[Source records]
↓↓↓
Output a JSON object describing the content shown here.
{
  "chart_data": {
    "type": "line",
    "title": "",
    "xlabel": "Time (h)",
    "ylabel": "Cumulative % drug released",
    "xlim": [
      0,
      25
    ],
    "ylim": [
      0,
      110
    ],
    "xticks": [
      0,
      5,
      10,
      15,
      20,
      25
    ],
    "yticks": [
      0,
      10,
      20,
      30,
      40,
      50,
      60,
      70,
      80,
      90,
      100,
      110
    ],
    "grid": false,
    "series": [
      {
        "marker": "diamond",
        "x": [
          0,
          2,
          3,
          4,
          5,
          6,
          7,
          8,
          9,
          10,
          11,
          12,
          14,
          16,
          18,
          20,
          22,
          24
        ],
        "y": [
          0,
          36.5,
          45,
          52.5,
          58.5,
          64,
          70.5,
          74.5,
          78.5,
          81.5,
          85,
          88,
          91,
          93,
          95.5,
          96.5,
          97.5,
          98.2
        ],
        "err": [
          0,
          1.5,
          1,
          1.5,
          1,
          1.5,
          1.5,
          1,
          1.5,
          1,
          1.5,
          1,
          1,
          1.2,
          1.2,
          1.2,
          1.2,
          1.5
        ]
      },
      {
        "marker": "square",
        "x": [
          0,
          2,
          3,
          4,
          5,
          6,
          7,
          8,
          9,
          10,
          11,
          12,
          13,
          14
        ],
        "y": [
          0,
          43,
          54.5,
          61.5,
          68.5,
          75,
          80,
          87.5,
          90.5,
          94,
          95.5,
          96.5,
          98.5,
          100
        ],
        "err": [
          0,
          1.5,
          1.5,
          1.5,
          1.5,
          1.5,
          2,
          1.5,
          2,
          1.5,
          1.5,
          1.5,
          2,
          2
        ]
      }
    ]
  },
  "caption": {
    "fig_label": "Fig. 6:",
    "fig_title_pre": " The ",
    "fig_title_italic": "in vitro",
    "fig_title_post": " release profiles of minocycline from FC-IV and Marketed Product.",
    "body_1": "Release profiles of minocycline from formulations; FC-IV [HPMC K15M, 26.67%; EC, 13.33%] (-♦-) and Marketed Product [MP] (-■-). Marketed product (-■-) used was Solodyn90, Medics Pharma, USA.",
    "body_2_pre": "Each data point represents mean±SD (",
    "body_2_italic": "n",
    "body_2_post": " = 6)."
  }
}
↑↑↑
Problem description: Indicate how many lines of the material include the word "minocycline"; the number alone is required.

The solution: 2